_DATA TO USE_
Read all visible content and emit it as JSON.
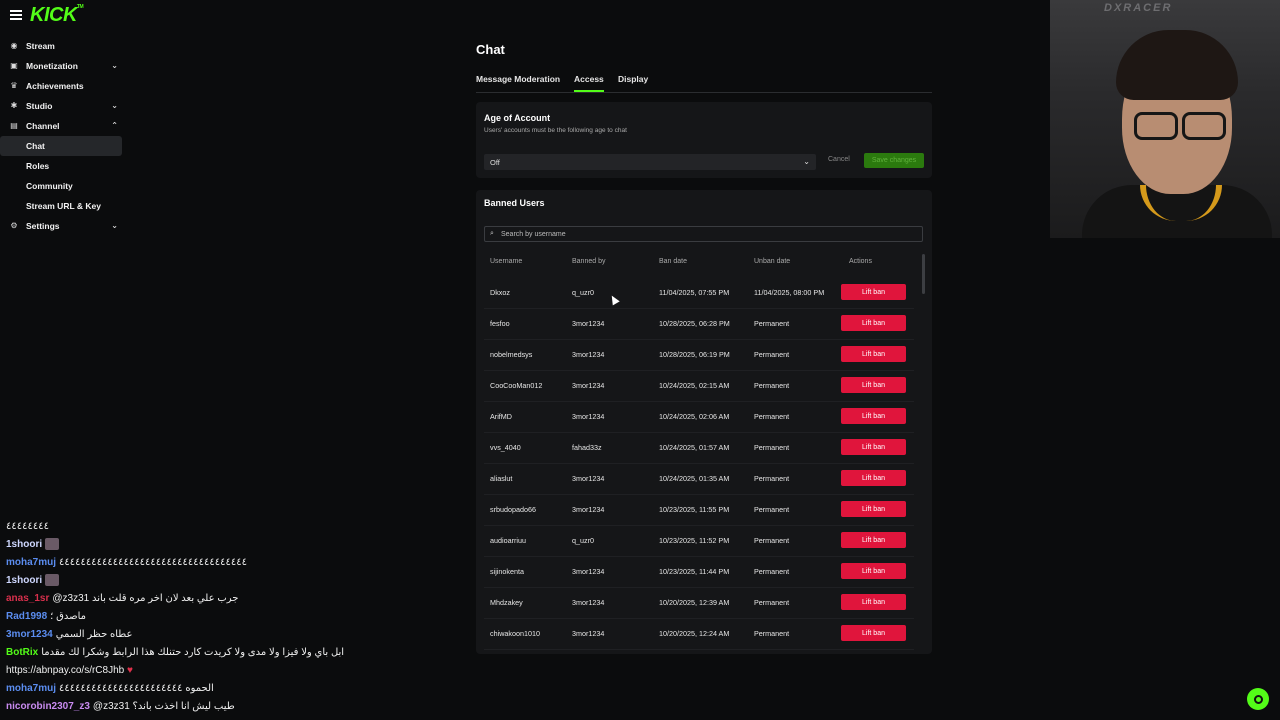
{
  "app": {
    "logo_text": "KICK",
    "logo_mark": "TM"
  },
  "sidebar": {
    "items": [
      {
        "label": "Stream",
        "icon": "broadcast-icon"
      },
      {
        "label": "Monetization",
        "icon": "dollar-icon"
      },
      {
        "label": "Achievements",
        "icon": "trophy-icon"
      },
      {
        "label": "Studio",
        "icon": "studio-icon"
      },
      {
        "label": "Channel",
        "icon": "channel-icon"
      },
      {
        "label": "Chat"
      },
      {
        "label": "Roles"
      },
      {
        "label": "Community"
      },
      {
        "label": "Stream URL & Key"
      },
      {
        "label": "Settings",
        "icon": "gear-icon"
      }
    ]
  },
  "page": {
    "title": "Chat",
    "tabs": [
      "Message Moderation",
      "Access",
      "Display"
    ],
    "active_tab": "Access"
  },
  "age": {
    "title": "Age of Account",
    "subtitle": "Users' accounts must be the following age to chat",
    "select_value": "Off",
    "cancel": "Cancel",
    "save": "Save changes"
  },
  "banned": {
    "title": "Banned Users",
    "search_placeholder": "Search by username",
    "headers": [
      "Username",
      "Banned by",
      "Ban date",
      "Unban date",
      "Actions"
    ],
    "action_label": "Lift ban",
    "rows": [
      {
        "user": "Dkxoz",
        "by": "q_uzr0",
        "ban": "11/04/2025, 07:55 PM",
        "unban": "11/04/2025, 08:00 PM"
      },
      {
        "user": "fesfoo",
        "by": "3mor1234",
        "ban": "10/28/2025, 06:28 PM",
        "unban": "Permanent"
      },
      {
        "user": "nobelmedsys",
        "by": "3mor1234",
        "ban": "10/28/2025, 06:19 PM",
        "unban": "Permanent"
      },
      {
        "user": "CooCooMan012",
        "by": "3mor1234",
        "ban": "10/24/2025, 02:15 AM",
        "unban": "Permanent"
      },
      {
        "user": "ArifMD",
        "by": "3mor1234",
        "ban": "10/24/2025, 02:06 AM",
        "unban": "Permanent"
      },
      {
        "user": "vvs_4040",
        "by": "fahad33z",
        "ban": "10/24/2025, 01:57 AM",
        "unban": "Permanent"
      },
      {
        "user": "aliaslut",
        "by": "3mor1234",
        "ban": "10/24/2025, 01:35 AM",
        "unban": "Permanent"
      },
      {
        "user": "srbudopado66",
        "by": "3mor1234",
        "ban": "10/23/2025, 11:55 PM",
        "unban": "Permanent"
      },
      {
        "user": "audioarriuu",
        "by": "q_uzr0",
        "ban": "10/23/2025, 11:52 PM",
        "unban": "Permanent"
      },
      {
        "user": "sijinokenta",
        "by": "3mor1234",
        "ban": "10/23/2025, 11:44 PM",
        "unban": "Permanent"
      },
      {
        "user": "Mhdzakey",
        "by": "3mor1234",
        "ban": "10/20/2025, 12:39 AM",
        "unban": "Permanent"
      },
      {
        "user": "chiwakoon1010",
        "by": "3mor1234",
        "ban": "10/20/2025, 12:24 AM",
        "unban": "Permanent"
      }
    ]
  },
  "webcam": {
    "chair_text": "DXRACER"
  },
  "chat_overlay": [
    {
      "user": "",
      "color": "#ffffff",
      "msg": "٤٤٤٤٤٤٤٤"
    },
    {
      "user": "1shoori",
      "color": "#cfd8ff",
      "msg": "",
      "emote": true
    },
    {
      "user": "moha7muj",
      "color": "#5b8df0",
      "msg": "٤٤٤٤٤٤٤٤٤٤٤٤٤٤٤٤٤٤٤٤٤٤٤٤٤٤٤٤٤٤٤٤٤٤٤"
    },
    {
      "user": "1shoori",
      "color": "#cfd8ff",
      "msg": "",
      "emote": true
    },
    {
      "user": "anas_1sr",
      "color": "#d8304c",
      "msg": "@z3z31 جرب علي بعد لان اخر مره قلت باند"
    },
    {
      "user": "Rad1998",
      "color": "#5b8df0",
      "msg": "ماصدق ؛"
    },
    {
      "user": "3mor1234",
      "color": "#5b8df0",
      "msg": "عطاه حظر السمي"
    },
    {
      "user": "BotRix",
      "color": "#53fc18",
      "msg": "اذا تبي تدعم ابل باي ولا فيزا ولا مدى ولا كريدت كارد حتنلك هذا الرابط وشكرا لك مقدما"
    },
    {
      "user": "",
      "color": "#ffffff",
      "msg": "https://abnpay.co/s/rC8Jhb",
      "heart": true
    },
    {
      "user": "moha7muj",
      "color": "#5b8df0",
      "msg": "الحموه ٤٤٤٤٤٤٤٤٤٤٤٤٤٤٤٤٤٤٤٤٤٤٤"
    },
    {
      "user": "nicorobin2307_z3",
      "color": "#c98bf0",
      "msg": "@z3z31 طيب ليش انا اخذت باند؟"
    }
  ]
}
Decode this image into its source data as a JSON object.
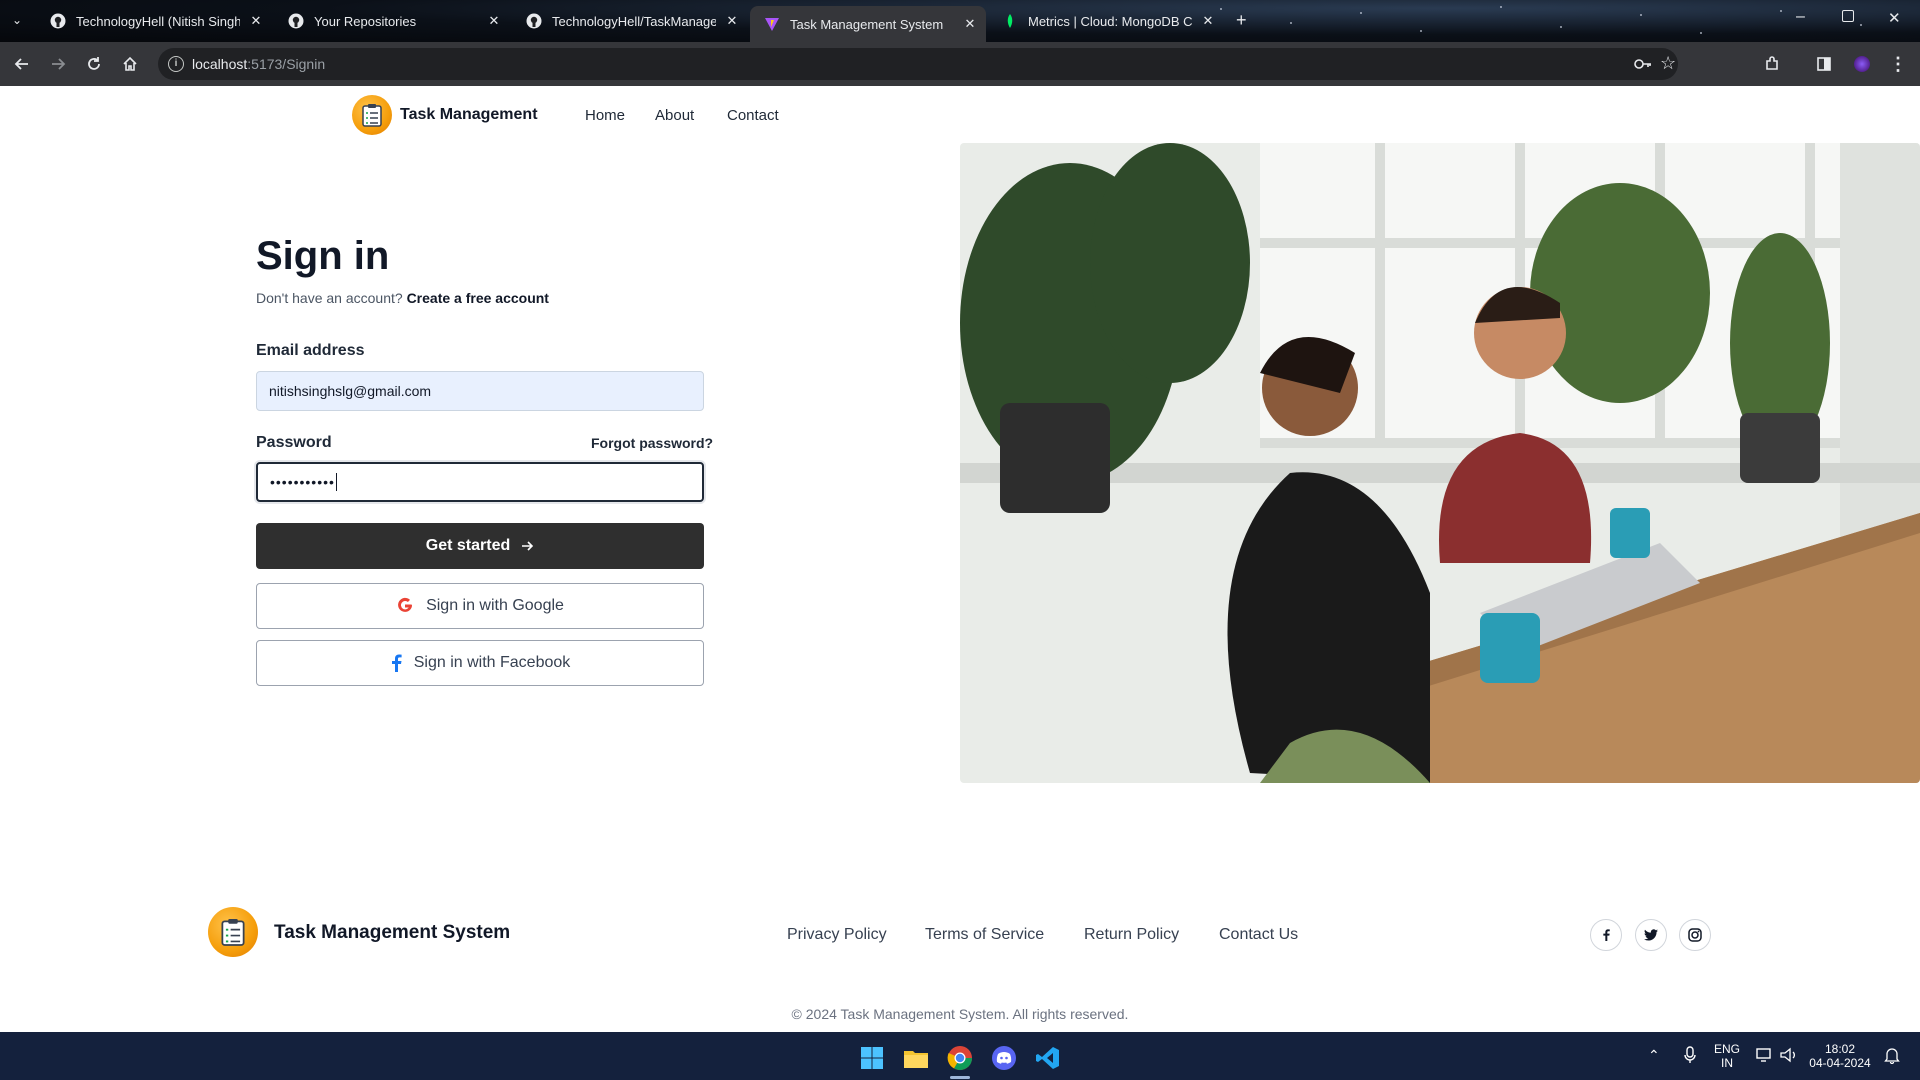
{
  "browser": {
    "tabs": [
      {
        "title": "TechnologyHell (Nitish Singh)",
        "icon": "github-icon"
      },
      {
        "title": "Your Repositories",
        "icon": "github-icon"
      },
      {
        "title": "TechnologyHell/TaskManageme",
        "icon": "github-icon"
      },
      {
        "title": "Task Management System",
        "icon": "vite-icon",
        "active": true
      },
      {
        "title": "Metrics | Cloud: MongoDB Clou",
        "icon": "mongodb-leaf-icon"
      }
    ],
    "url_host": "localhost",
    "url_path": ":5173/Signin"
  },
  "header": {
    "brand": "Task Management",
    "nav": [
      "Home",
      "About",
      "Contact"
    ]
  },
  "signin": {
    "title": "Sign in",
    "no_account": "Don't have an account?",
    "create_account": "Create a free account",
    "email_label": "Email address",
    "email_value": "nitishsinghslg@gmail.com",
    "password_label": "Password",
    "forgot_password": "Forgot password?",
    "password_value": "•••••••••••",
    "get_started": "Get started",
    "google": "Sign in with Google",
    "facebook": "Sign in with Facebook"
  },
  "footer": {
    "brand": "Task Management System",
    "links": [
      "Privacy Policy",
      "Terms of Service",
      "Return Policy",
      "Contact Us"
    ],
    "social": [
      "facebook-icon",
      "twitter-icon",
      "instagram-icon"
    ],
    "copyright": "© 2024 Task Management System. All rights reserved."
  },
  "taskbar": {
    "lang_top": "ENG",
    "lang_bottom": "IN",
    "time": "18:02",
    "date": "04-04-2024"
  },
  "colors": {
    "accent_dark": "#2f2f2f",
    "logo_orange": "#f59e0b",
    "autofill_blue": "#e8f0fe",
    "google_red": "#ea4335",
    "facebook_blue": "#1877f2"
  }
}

--

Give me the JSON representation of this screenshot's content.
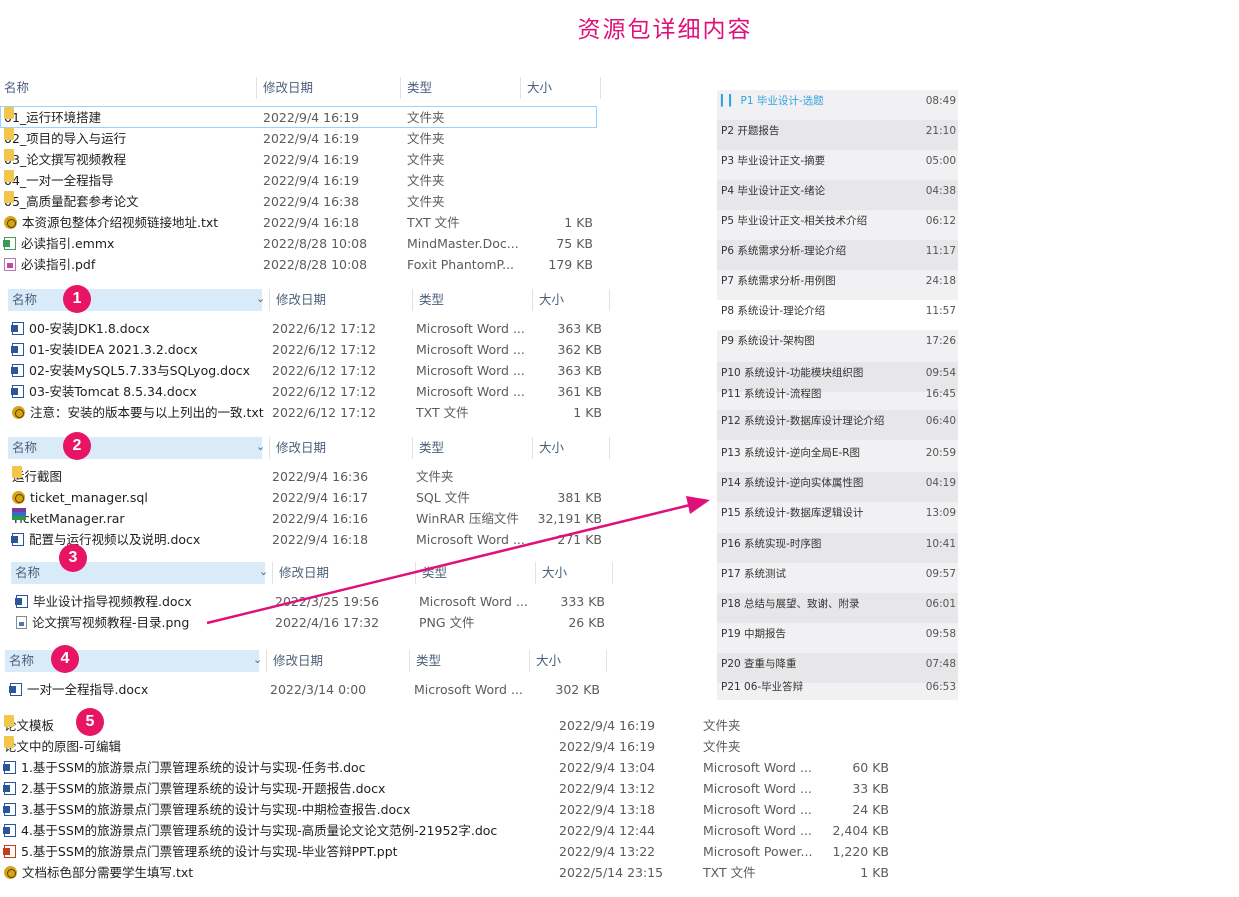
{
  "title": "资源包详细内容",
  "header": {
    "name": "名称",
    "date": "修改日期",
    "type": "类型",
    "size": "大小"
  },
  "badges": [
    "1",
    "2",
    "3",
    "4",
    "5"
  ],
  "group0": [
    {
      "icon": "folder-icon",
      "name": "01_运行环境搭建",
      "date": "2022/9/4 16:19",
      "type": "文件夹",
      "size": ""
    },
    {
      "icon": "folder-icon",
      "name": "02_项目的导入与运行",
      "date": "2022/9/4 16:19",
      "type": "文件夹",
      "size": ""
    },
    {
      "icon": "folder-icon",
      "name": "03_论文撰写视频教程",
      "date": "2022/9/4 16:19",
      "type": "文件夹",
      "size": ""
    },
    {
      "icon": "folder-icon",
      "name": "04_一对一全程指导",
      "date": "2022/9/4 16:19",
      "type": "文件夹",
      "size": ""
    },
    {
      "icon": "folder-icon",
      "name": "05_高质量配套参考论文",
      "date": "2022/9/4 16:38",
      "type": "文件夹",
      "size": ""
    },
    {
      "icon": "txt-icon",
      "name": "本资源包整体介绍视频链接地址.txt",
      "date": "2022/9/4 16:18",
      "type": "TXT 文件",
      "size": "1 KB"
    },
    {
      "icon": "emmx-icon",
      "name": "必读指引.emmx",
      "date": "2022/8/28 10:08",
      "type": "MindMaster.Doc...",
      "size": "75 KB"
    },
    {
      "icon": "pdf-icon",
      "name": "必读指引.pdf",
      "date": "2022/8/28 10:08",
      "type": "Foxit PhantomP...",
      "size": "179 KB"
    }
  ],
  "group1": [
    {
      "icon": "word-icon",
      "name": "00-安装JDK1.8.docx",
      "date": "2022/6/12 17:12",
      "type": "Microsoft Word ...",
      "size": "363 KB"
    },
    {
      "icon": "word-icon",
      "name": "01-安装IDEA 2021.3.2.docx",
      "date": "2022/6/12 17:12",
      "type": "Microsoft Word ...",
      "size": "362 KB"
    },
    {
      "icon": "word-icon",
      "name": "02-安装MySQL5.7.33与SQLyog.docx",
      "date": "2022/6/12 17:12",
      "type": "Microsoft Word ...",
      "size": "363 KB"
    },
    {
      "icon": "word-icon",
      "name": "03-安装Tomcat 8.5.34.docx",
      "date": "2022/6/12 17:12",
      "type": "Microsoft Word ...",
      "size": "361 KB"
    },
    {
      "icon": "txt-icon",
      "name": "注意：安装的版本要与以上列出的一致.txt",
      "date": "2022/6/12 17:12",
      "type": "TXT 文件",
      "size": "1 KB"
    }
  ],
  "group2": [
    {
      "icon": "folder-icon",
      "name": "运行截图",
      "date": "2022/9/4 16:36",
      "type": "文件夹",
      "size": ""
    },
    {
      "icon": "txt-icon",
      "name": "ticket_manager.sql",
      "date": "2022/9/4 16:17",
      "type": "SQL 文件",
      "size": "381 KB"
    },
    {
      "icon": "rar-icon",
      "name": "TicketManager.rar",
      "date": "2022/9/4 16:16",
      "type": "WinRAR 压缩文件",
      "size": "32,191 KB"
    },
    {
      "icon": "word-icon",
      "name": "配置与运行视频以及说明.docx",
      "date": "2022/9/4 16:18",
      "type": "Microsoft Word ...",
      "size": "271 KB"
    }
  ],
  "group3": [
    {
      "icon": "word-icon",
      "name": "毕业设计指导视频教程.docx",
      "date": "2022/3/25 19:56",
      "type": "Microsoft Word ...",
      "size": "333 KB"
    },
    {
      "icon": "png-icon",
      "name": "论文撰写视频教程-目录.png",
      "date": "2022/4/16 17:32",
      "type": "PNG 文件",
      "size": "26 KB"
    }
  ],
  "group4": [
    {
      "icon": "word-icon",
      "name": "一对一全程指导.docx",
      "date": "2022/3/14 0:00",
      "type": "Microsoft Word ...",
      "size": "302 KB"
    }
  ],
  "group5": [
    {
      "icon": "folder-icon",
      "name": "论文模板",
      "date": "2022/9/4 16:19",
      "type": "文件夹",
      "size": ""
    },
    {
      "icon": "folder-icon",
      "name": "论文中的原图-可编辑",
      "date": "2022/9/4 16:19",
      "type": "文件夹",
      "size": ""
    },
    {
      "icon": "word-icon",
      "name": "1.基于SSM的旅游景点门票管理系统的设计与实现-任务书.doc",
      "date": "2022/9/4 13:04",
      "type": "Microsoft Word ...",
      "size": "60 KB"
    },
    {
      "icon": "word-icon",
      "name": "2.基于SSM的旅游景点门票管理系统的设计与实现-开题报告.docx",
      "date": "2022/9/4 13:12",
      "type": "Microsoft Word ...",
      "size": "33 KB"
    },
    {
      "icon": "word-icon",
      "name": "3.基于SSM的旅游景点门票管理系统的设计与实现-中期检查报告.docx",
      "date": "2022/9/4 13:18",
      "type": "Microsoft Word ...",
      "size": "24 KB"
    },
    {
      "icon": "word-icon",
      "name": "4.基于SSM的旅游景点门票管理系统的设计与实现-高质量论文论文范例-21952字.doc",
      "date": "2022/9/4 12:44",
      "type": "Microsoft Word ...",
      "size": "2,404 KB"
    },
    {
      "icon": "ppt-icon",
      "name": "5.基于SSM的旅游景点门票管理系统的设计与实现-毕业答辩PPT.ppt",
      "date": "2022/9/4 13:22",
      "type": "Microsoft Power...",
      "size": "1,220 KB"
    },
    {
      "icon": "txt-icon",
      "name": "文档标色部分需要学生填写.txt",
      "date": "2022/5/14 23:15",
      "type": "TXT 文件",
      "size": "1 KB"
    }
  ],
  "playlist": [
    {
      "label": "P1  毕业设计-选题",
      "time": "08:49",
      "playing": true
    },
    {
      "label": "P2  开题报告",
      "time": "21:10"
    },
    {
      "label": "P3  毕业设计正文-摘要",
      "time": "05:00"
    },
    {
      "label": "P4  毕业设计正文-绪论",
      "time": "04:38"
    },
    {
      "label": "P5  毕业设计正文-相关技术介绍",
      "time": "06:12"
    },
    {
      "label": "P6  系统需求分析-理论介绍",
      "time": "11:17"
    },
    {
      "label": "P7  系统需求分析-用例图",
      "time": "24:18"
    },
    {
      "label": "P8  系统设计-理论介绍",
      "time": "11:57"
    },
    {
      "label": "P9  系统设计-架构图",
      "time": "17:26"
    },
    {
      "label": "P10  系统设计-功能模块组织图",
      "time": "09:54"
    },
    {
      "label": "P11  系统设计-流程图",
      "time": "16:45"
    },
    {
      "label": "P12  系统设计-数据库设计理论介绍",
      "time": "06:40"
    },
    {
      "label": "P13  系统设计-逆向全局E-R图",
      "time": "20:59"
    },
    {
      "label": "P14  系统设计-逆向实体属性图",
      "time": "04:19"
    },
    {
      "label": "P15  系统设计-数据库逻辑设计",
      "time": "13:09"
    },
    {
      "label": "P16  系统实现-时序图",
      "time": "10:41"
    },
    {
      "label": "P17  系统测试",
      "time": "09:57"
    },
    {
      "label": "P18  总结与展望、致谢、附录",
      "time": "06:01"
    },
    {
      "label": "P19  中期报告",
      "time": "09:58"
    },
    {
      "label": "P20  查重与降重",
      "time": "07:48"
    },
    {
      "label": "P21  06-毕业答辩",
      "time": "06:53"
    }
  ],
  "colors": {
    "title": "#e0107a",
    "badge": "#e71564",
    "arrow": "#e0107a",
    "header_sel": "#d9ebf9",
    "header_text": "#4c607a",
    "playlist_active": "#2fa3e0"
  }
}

_PROBLEM DETAILS_
Give only the number of lines in the material above that hold the word "毕业设计正文".

_EXERCISE OUTPUT_
3